__Text shown__.
========================

Okay.. first I'm sorry to have hijacked this thread with my wee little "um" thoughts and truely have no desire to stomp on any feelings on either end of the fertility spectrum.

Molly - I agree, context and audience matter.

Quote:
I completely understand the anxiety that comes with a not-desired pregnancy (and certainly don't think less of my friend for feeling anxious or upset) it's sad to me that the wonderous, amazing privilege of being co-creators with God gets the blame


Sara - This is the misunderstanding. At least in MY case. I've never had an "un-desired pregnancy". Obviously I have many modern options (faithful or sadly otherwise) that I have the free will to partake of. I CHOOSE to suffer out of love and desire to allow His will to be. It is all of those great things you mention. That does not make it less of a cross. It is simply what must be endured to receive the gift. I'm probably doing a terrible job of explaining this perspective. I just want to make clear that a woman can feel this way at times and it is not in any way to mean that she is undesiring of the pregnancy or her children.

Quote:
I have several infertile friends and family members -- I have seen their tears shed over comments made when other lovely Catholic women were "plainly speaking" -- but not being sensitive to the invisible cross that their sister Catholic bears in her empty arms. It is the sight of these tears that made me suggest that we just rename the cross for THEIR sake.


Maryan - You have not offended me in the least. I'm trying not to offend anyone. We are all just sitting here at the table sharing our thoughts and hearts on this friend of Sara's that's having a hard time.

Might I suggest that what you describe goes both ways? I have had people who have none or 1 or whatever and can't have more children say things like, "You don't understand what it's like to lose a baby or worry over a child like I do! You have EIGHT!" or knowing I cannot even say a word about my own difficulties because the response is likely to be blown off because "well at least you have a choice - I don't because I can't."

Now, I know none of you nice ladies would say that to me. And to be fair I've received those comments from some very nice ladies who simply made assumptions about me out of ignorance, not malice. Mothers of many have often suffered their fair share of mc's and it's not less painful just because they already have 4 or whatever. Not one of my children is expendable. I worry and fret and cry and rejoice over my 8th just as much, maybe even MORE, than I did/do with my 1st.

========================

__Data lines__.

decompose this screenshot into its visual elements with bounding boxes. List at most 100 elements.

========================

Please answer from the forum post: how many children does the writer have? The material isn't needed here.

__The output__. Eight.